Written exercise
Repeat every record below exactly, leaving out the pictures.

Records shown
## Start

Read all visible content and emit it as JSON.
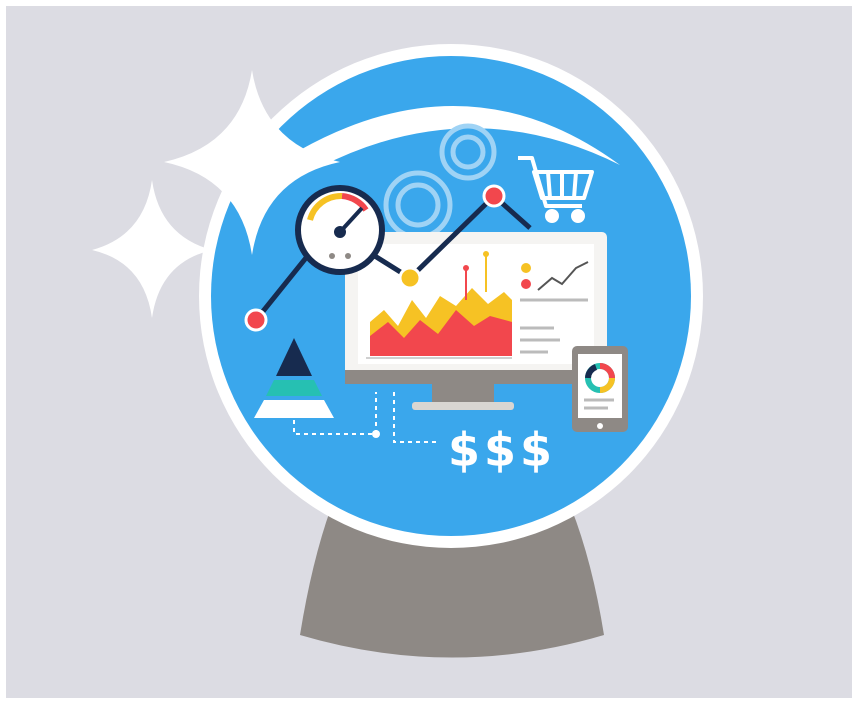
{
  "illustration": {
    "dollar_signs": [
      "$",
      "$",
      "$"
    ],
    "icons": [
      "crystal-ball",
      "sparkle",
      "gauge",
      "gear",
      "shopping-cart",
      "monitor",
      "area-chart",
      "tablet",
      "donut-chart",
      "pyramid",
      "line-graph"
    ]
  },
  "colors": {
    "background": "#dcdce3",
    "globe": "#3aa7ec",
    "globe_rim": "#ffffff",
    "stand": "#8e8985",
    "navy": "#172b4f",
    "red": "#f2474d",
    "yellow": "#f6c224",
    "teal": "#26c0b2",
    "gear": "#9fd3f5"
  }
}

## End

Answer for this exercise
Read all visible content and emit it as JSON.
{
  "illustration": {
    "dollar_signs": [
      "$",
      "$",
      "$"
    ],
    "icons": [
      "crystal-ball",
      "sparkle",
      "gauge",
      "gear",
      "shopping-cart",
      "monitor",
      "area-chart",
      "tablet",
      "donut-chart",
      "pyramid",
      "line-graph"
    ]
  },
  "colors": {
    "background": "#dcdce3",
    "globe": "#3aa7ec",
    "globe_rim": "#ffffff",
    "stand": "#8e8985",
    "navy": "#172b4f",
    "red": "#f2474d",
    "yellow": "#f6c224",
    "teal": "#26c0b2",
    "gear": "#9fd3f5"
  }
}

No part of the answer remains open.